*Requirement*.
Repeat the material verbatim. Images are excluded from the copy.

*Exercise material*.
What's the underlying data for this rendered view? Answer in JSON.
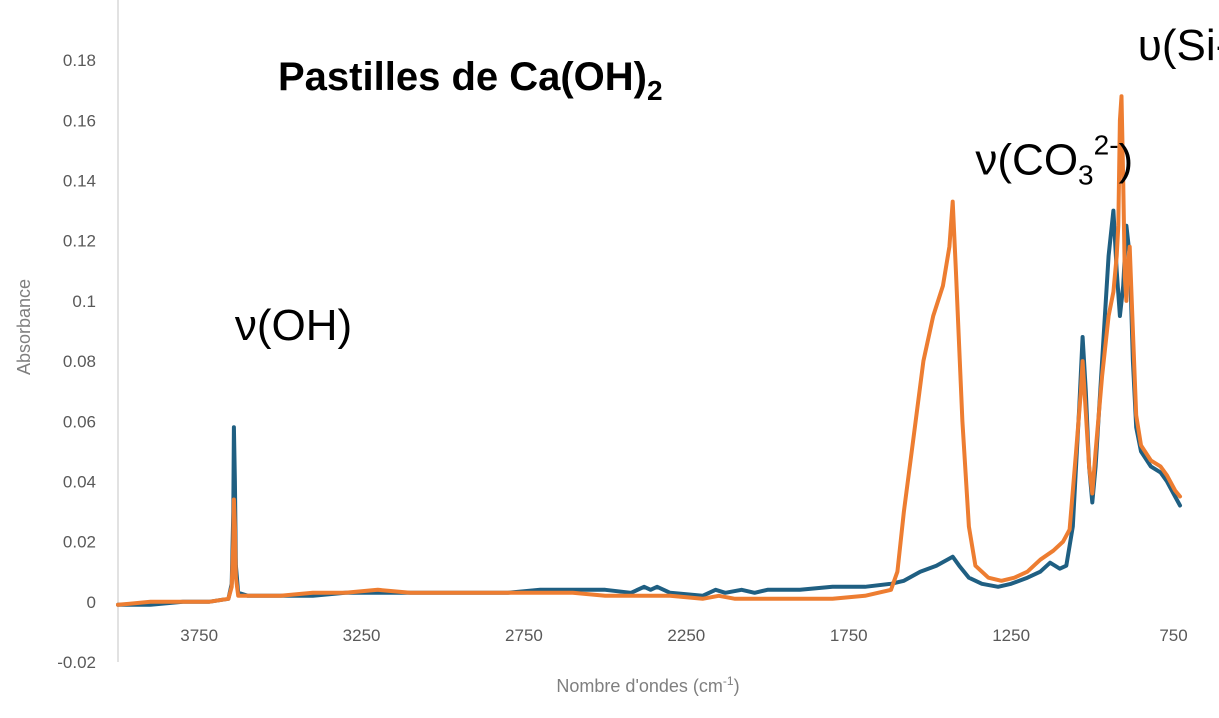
{
  "chart_data": {
    "type": "line",
    "title": "Pastilles de Ca(OH)",
    "title_subscript": "2",
    "xlabel": "Nombre d'ondes (cm",
    "xlabel_superscript": "-1",
    "xlabel_end": ")",
    "ylabel": "Absorbance",
    "x_reversed": true,
    "xlim": [
      4000,
      730
    ],
    "ylim": [
      -0.02,
      0.2
    ],
    "x_ticks": [
      3750,
      3250,
      2750,
      2250,
      1750,
      1250,
      750
    ],
    "x_tick_labels": [
      "3750",
      "3250",
      "2750",
      "2250",
      "1750",
      "1250",
      "750"
    ],
    "y_ticks": [
      -0.02,
      0,
      0.02,
      0.04,
      0.06,
      0.08,
      0.1,
      0.12,
      0.14,
      0.16,
      0.18
    ],
    "y_tick_labels": [
      "-0.02",
      "0",
      "0.02",
      "0.04",
      "0.06",
      "0.08",
      "0.1",
      "0.12",
      "0.14",
      "0.16",
      "0.18"
    ],
    "grid": false,
    "legend": "none",
    "annotations": [
      {
        "id": "oh",
        "text": "ν(OH)",
        "x": 3640,
        "y": 0.087
      },
      {
        "id": "co3",
        "text_main": "ν(CO",
        "text_sub": "3",
        "text_sup": "2-",
        "text_end": ")",
        "x": 1360,
        "y": 0.142
      },
      {
        "id": "sio",
        "text": "υ(Si-O)",
        "x": 860,
        "y": 0.18
      }
    ],
    "series": [
      {
        "color": "#1f5f82",
        "points": [
          [
            4000,
            -0.001
          ],
          [
            3900,
            -0.001
          ],
          [
            3800,
            0.0
          ],
          [
            3720,
            0.0
          ],
          [
            3660,
            0.001
          ],
          [
            3650,
            0.006
          ],
          [
            3645,
            0.03
          ],
          [
            3643,
            0.058
          ],
          [
            3640,
            0.04
          ],
          [
            3637,
            0.012
          ],
          [
            3630,
            0.003
          ],
          [
            3600,
            0.002
          ],
          [
            3500,
            0.002
          ],
          [
            3400,
            0.002
          ],
          [
            3300,
            0.003
          ],
          [
            3200,
            0.003
          ],
          [
            3100,
            0.003
          ],
          [
            3000,
            0.003
          ],
          [
            2900,
            0.003
          ],
          [
            2800,
            0.003
          ],
          [
            2700,
            0.004
          ],
          [
            2600,
            0.004
          ],
          [
            2500,
            0.004
          ],
          [
            2420,
            0.003
          ],
          [
            2380,
            0.005
          ],
          [
            2360,
            0.004
          ],
          [
            2340,
            0.005
          ],
          [
            2300,
            0.003
          ],
          [
            2200,
            0.002
          ],
          [
            2160,
            0.004
          ],
          [
            2130,
            0.003
          ],
          [
            2080,
            0.004
          ],
          [
            2040,
            0.003
          ],
          [
            2000,
            0.004
          ],
          [
            1900,
            0.004
          ],
          [
            1800,
            0.005
          ],
          [
            1700,
            0.005
          ],
          [
            1620,
            0.006
          ],
          [
            1580,
            0.007
          ],
          [
            1530,
            0.01
          ],
          [
            1480,
            0.012
          ],
          [
            1430,
            0.015
          ],
          [
            1410,
            0.012
          ],
          [
            1380,
            0.008
          ],
          [
            1340,
            0.006
          ],
          [
            1290,
            0.005
          ],
          [
            1250,
            0.006
          ],
          [
            1200,
            0.008
          ],
          [
            1160,
            0.01
          ],
          [
            1130,
            0.013
          ],
          [
            1100,
            0.011
          ],
          [
            1080,
            0.012
          ],
          [
            1060,
            0.025
          ],
          [
            1040,
            0.065
          ],
          [
            1030,
            0.088
          ],
          [
            1020,
            0.07
          ],
          [
            1010,
            0.045
          ],
          [
            1000,
            0.033
          ],
          [
            990,
            0.045
          ],
          [
            970,
            0.08
          ],
          [
            950,
            0.115
          ],
          [
            935,
            0.13
          ],
          [
            925,
            0.11
          ],
          [
            915,
            0.095
          ],
          [
            905,
            0.105
          ],
          [
            895,
            0.125
          ],
          [
            885,
            0.115
          ],
          [
            875,
            0.08
          ],
          [
            865,
            0.058
          ],
          [
            850,
            0.05
          ],
          [
            820,
            0.045
          ],
          [
            790,
            0.043
          ],
          [
            770,
            0.04
          ],
          [
            745,
            0.035
          ],
          [
            730,
            0.032
          ]
        ]
      },
      {
        "color": "#ed7d31",
        "points": [
          [
            4000,
            -0.001
          ],
          [
            3900,
            0.0
          ],
          [
            3800,
            0.0
          ],
          [
            3720,
            0.0
          ],
          [
            3660,
            0.001
          ],
          [
            3650,
            0.005
          ],
          [
            3645,
            0.02
          ],
          [
            3643,
            0.034
          ],
          [
            3640,
            0.025
          ],
          [
            3637,
            0.008
          ],
          [
            3630,
            0.002
          ],
          [
            3600,
            0.002
          ],
          [
            3500,
            0.002
          ],
          [
            3400,
            0.003
          ],
          [
            3300,
            0.003
          ],
          [
            3200,
            0.004
          ],
          [
            3100,
            0.003
          ],
          [
            3000,
            0.003
          ],
          [
            2900,
            0.003
          ],
          [
            2800,
            0.003
          ],
          [
            2700,
            0.003
          ],
          [
            2600,
            0.003
          ],
          [
            2500,
            0.002
          ],
          [
            2400,
            0.002
          ],
          [
            2300,
            0.002
          ],
          [
            2200,
            0.001
          ],
          [
            2150,
            0.002
          ],
          [
            2100,
            0.001
          ],
          [
            2000,
            0.001
          ],
          [
            1900,
            0.001
          ],
          [
            1800,
            0.001
          ],
          [
            1700,
            0.002
          ],
          [
            1620,
            0.004
          ],
          [
            1600,
            0.01
          ],
          [
            1580,
            0.03
          ],
          [
            1550,
            0.055
          ],
          [
            1520,
            0.08
          ],
          [
            1490,
            0.095
          ],
          [
            1460,
            0.105
          ],
          [
            1440,
            0.118
          ],
          [
            1430,
            0.133
          ],
          [
            1420,
            0.11
          ],
          [
            1400,
            0.06
          ],
          [
            1380,
            0.025
          ],
          [
            1360,
            0.012
          ],
          [
            1320,
            0.008
          ],
          [
            1280,
            0.007
          ],
          [
            1240,
            0.008
          ],
          [
            1200,
            0.01
          ],
          [
            1160,
            0.014
          ],
          [
            1120,
            0.017
          ],
          [
            1090,
            0.02
          ],
          [
            1070,
            0.024
          ],
          [
            1050,
            0.05
          ],
          [
            1035,
            0.07
          ],
          [
            1030,
            0.08
          ],
          [
            1020,
            0.063
          ],
          [
            1010,
            0.045
          ],
          [
            1000,
            0.036
          ],
          [
            990,
            0.05
          ],
          [
            970,
            0.075
          ],
          [
            950,
            0.095
          ],
          [
            935,
            0.103
          ],
          [
            925,
            0.115
          ],
          [
            920,
            0.125
          ],
          [
            915,
            0.16
          ],
          [
            910,
            0.168
          ],
          [
            905,
            0.14
          ],
          [
            900,
            0.108
          ],
          [
            895,
            0.1
          ],
          [
            890,
            0.112
          ],
          [
            885,
            0.118
          ],
          [
            875,
            0.09
          ],
          [
            865,
            0.062
          ],
          [
            850,
            0.052
          ],
          [
            820,
            0.047
          ],
          [
            790,
            0.045
          ],
          [
            770,
            0.042
          ],
          [
            745,
            0.037
          ],
          [
            730,
            0.035
          ]
        ]
      }
    ]
  }
}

*Written answer*.
What's the underlying data for this rendered view? Answer in JSON.
{
  "chart_data": {
    "type": "line",
    "title": "Pastilles de Ca(OH)",
    "title_subscript": "2",
    "xlabel": "Nombre d'ondes (cm",
    "xlabel_superscript": "-1",
    "xlabel_end": ")",
    "ylabel": "Absorbance",
    "x_reversed": true,
    "xlim": [
      4000,
      730
    ],
    "ylim": [
      -0.02,
      0.2
    ],
    "x_ticks": [
      3750,
      3250,
      2750,
      2250,
      1750,
      1250,
      750
    ],
    "x_tick_labels": [
      "3750",
      "3250",
      "2750",
      "2250",
      "1750",
      "1250",
      "750"
    ],
    "y_ticks": [
      -0.02,
      0,
      0.02,
      0.04,
      0.06,
      0.08,
      0.1,
      0.12,
      0.14,
      0.16,
      0.18
    ],
    "y_tick_labels": [
      "-0.02",
      "0",
      "0.02",
      "0.04",
      "0.06",
      "0.08",
      "0.1",
      "0.12",
      "0.14",
      "0.16",
      "0.18"
    ],
    "grid": false,
    "legend": "none",
    "annotations": [
      {
        "id": "oh",
        "text": "ν(OH)",
        "x": 3640,
        "y": 0.087
      },
      {
        "id": "co3",
        "text_main": "ν(CO",
        "text_sub": "3",
        "text_sup": "2-",
        "text_end": ")",
        "x": 1360,
        "y": 0.142
      },
      {
        "id": "sio",
        "text": "υ(Si-O)",
        "x": 860,
        "y": 0.18
      }
    ],
    "series": [
      {
        "color": "#1f5f82",
        "points": [
          [
            4000,
            -0.001
          ],
          [
            3900,
            -0.001
          ],
          [
            3800,
            0.0
          ],
          [
            3720,
            0.0
          ],
          [
            3660,
            0.001
          ],
          [
            3650,
            0.006
          ],
          [
            3645,
            0.03
          ],
          [
            3643,
            0.058
          ],
          [
            3640,
            0.04
          ],
          [
            3637,
            0.012
          ],
          [
            3630,
            0.003
          ],
          [
            3600,
            0.002
          ],
          [
            3500,
            0.002
          ],
          [
            3400,
            0.002
          ],
          [
            3300,
            0.003
          ],
          [
            3200,
            0.003
          ],
          [
            3100,
            0.003
          ],
          [
            3000,
            0.003
          ],
          [
            2900,
            0.003
          ],
          [
            2800,
            0.003
          ],
          [
            2700,
            0.004
          ],
          [
            2600,
            0.004
          ],
          [
            2500,
            0.004
          ],
          [
            2420,
            0.003
          ],
          [
            2380,
            0.005
          ],
          [
            2360,
            0.004
          ],
          [
            2340,
            0.005
          ],
          [
            2300,
            0.003
          ],
          [
            2200,
            0.002
          ],
          [
            2160,
            0.004
          ],
          [
            2130,
            0.003
          ],
          [
            2080,
            0.004
          ],
          [
            2040,
            0.003
          ],
          [
            2000,
            0.004
          ],
          [
            1900,
            0.004
          ],
          [
            1800,
            0.005
          ],
          [
            1700,
            0.005
          ],
          [
            1620,
            0.006
          ],
          [
            1580,
            0.007
          ],
          [
            1530,
            0.01
          ],
          [
            1480,
            0.012
          ],
          [
            1430,
            0.015
          ],
          [
            1410,
            0.012
          ],
          [
            1380,
            0.008
          ],
          [
            1340,
            0.006
          ],
          [
            1290,
            0.005
          ],
          [
            1250,
            0.006
          ],
          [
            1200,
            0.008
          ],
          [
            1160,
            0.01
          ],
          [
            1130,
            0.013
          ],
          [
            1100,
            0.011
          ],
          [
            1080,
            0.012
          ],
          [
            1060,
            0.025
          ],
          [
            1040,
            0.065
          ],
          [
            1030,
            0.088
          ],
          [
            1020,
            0.07
          ],
          [
            1010,
            0.045
          ],
          [
            1000,
            0.033
          ],
          [
            990,
            0.045
          ],
          [
            970,
            0.08
          ],
          [
            950,
            0.115
          ],
          [
            935,
            0.13
          ],
          [
            925,
            0.11
          ],
          [
            915,
            0.095
          ],
          [
            905,
            0.105
          ],
          [
            895,
            0.125
          ],
          [
            885,
            0.115
          ],
          [
            875,
            0.08
          ],
          [
            865,
            0.058
          ],
          [
            850,
            0.05
          ],
          [
            820,
            0.045
          ],
          [
            790,
            0.043
          ],
          [
            770,
            0.04
          ],
          [
            745,
            0.035
          ],
          [
            730,
            0.032
          ]
        ]
      },
      {
        "color": "#ed7d31",
        "points": [
          [
            4000,
            -0.001
          ],
          [
            3900,
            0.0
          ],
          [
            3800,
            0.0
          ],
          [
            3720,
            0.0
          ],
          [
            3660,
            0.001
          ],
          [
            3650,
            0.005
          ],
          [
            3645,
            0.02
          ],
          [
            3643,
            0.034
          ],
          [
            3640,
            0.025
          ],
          [
            3637,
            0.008
          ],
          [
            3630,
            0.002
          ],
          [
            3600,
            0.002
          ],
          [
            3500,
            0.002
          ],
          [
            3400,
            0.003
          ],
          [
            3300,
            0.003
          ],
          [
            3200,
            0.004
          ],
          [
            3100,
            0.003
          ],
          [
            3000,
            0.003
          ],
          [
            2900,
            0.003
          ],
          [
            2800,
            0.003
          ],
          [
            2700,
            0.003
          ],
          [
            2600,
            0.003
          ],
          [
            2500,
            0.002
          ],
          [
            2400,
            0.002
          ],
          [
            2300,
            0.002
          ],
          [
            2200,
            0.001
          ],
          [
            2150,
            0.002
          ],
          [
            2100,
            0.001
          ],
          [
            2000,
            0.001
          ],
          [
            1900,
            0.001
          ],
          [
            1800,
            0.001
          ],
          [
            1700,
            0.002
          ],
          [
            1620,
            0.004
          ],
          [
            1600,
            0.01
          ],
          [
            1580,
            0.03
          ],
          [
            1550,
            0.055
          ],
          [
            1520,
            0.08
          ],
          [
            1490,
            0.095
          ],
          [
            1460,
            0.105
          ],
          [
            1440,
            0.118
          ],
          [
            1430,
            0.133
          ],
          [
            1420,
            0.11
          ],
          [
            1400,
            0.06
          ],
          [
            1380,
            0.025
          ],
          [
            1360,
            0.012
          ],
          [
            1320,
            0.008
          ],
          [
            1280,
            0.007
          ],
          [
            1240,
            0.008
          ],
          [
            1200,
            0.01
          ],
          [
            1160,
            0.014
          ],
          [
            1120,
            0.017
          ],
          [
            1090,
            0.02
          ],
          [
            1070,
            0.024
          ],
          [
            1050,
            0.05
          ],
          [
            1035,
            0.07
          ],
          [
            1030,
            0.08
          ],
          [
            1020,
            0.063
          ],
          [
            1010,
            0.045
          ],
          [
            1000,
            0.036
          ],
          [
            990,
            0.05
          ],
          [
            970,
            0.075
          ],
          [
            950,
            0.095
          ],
          [
            935,
            0.103
          ],
          [
            925,
            0.115
          ],
          [
            920,
            0.125
          ],
          [
            915,
            0.16
          ],
          [
            910,
            0.168
          ],
          [
            905,
            0.14
          ],
          [
            900,
            0.108
          ],
          [
            895,
            0.1
          ],
          [
            890,
            0.112
          ],
          [
            885,
            0.118
          ],
          [
            875,
            0.09
          ],
          [
            865,
            0.062
          ],
          [
            850,
            0.052
          ],
          [
            820,
            0.047
          ],
          [
            790,
            0.045
          ],
          [
            770,
            0.042
          ],
          [
            745,
            0.037
          ],
          [
            730,
            0.035
          ]
        ]
      }
    ]
  }
}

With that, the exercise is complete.